(Data records)
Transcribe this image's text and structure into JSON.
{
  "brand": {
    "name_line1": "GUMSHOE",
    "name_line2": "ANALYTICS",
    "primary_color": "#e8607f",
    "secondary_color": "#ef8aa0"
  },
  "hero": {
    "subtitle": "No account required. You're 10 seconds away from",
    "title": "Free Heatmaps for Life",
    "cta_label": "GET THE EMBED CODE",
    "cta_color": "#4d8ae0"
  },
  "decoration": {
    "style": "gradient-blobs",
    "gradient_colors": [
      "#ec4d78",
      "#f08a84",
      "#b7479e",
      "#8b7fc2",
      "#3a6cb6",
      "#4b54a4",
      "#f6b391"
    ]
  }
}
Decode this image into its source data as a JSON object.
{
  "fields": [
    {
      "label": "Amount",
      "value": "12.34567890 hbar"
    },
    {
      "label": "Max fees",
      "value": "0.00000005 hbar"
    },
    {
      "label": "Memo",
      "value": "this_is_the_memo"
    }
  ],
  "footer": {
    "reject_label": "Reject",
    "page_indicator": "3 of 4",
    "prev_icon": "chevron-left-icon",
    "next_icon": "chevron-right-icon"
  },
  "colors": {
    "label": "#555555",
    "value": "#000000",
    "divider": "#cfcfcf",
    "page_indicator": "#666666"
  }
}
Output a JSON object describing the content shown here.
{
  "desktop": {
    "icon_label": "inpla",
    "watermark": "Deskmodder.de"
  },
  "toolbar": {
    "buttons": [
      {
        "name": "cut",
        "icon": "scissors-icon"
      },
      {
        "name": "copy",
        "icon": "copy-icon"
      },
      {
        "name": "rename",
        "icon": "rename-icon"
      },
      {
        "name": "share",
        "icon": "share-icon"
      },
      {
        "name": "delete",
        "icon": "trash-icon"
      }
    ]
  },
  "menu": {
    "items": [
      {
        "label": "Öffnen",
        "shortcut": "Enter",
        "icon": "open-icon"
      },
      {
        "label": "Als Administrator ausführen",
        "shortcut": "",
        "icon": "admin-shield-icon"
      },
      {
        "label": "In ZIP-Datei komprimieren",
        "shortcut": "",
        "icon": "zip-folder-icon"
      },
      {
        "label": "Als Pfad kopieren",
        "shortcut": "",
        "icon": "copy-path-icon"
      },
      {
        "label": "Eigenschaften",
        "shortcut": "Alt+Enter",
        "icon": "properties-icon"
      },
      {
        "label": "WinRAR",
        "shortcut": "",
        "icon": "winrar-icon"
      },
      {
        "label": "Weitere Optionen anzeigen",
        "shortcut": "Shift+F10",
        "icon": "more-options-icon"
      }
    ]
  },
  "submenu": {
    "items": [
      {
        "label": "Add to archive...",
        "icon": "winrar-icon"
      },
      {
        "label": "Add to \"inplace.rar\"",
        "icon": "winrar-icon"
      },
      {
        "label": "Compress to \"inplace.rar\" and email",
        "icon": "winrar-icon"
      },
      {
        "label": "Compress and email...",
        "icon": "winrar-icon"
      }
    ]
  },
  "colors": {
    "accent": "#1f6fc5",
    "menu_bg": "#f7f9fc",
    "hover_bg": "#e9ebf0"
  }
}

## Do this:
Collect the lines of the records that include the string "inplace".

## Full response:
        "label": "Add to \"inplace.rar\"",
        "label": "Compress to \"inplace.rar\" and email",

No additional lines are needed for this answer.